DATA SECTION —
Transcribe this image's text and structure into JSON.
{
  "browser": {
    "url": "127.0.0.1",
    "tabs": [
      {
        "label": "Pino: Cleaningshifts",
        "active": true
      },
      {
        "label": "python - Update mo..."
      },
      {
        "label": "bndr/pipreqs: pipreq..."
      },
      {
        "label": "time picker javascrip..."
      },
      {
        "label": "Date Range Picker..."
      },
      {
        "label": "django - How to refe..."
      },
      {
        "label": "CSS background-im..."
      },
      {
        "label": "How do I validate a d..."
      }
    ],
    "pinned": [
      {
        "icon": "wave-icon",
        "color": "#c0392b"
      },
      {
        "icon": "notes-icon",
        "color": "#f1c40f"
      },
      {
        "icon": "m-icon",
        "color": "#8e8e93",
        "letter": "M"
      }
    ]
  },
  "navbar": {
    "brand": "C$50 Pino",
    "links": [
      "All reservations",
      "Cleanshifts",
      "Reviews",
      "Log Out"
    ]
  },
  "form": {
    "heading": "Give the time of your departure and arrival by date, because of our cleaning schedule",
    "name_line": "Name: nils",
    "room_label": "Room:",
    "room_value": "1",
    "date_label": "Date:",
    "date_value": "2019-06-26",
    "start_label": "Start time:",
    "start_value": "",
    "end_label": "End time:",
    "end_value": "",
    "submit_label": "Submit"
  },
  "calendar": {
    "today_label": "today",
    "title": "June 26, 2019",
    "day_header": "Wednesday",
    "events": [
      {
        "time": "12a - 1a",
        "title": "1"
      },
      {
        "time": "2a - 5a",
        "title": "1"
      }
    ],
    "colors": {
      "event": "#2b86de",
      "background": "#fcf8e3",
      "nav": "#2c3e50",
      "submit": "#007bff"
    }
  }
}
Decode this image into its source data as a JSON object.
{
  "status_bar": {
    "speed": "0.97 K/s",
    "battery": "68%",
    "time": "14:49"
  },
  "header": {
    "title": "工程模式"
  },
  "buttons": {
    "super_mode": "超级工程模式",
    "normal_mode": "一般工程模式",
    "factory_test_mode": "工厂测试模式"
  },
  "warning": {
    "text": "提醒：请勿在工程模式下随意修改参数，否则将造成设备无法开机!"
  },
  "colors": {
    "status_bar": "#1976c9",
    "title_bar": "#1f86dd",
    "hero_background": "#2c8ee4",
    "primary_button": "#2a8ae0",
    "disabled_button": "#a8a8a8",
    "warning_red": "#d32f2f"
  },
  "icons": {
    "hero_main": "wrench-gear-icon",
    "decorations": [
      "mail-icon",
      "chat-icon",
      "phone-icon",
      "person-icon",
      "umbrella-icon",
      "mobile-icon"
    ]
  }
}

YOUR INSTRUCTIONS —
Copy the records above exactly.

ANSWER TO THE PROBLEM —
Transcribe this image's text and structure into JSON.
{
  "browser": {
    "url": "127.0.0.1",
    "tabs": [
      {
        "label": "Pino: Cleaningshifts",
        "active": true
      },
      {
        "label": "python - Update mo..."
      },
      {
        "label": "bndr/pipreqs: pipreq..."
      },
      {
        "label": "time picker javascrip..."
      },
      {
        "label": "Date Range Picker..."
      },
      {
        "label": "django - How to refe..."
      },
      {
        "label": "CSS background-im..."
      },
      {
        "label": "How do I validate a d..."
      }
    ],
    "pinned": [
      {
        "icon": "wave-icon",
        "color": "#c0392b"
      },
      {
        "icon": "notes-icon",
        "color": "#f1c40f"
      },
      {
        "icon": "m-icon",
        "color": "#8e8e93",
        "letter": "M"
      }
    ]
  },
  "navbar": {
    "brand": "C$50 Pino",
    "links": [
      "All reservations",
      "Cleanshifts",
      "Reviews",
      "Log Out"
    ]
  },
  "form": {
    "heading": "Give the time of your departure and arrival by date, because of our cleaning schedule",
    "name_line": "Name: nils",
    "room_label": "Room:",
    "room_value": "1",
    "date_label": "Date:",
    "date_value": "2019-06-26",
    "start_label": "Start time:",
    "start_value": "",
    "end_label": "End time:",
    "end_value": "",
    "submit_label": "Submit"
  },
  "calendar": {
    "today_label": "today",
    "title": "June 26, 2019",
    "day_header": "Wednesday",
    "events": [
      {
        "time": "12a - 1a",
        "title": "1"
      },
      {
        "time": "2a - 5a",
        "title": "1"
      }
    ],
    "colors": {
      "event": "#2b86de",
      "background": "#fcf8e3",
      "nav": "#2c3e50",
      "submit": "#007bff"
    }
  }
}
Decode this image into its source data as a JSON object.
{
  "status_bar": {
    "speed": "0.97 K/s",
    "battery": "68%",
    "time": "14:49"
  },
  "header": {
    "title": "工程模式"
  },
  "buttons": {
    "super_mode": "超级工程模式",
    "normal_mode": "一般工程模式",
    "factory_test_mode": "工厂测试模式"
  },
  "warning": {
    "text": "提醒：请勿在工程模式下随意修改参数，否则将造成设备无法开机!"
  },
  "colors": {
    "status_bar": "#1976c9",
    "title_bar": "#1f86dd",
    "hero_background": "#2c8ee4",
    "primary_button": "#2a8ae0",
    "disabled_button": "#a8a8a8",
    "warning_red": "#d32f2f"
  },
  "icons": {
    "hero_main": "wrench-gear-icon",
    "decorations": [
      "mail-icon",
      "chat-icon",
      "phone-icon",
      "person-icon",
      "umbrella-icon",
      "mobile-icon"
    ]
  }
}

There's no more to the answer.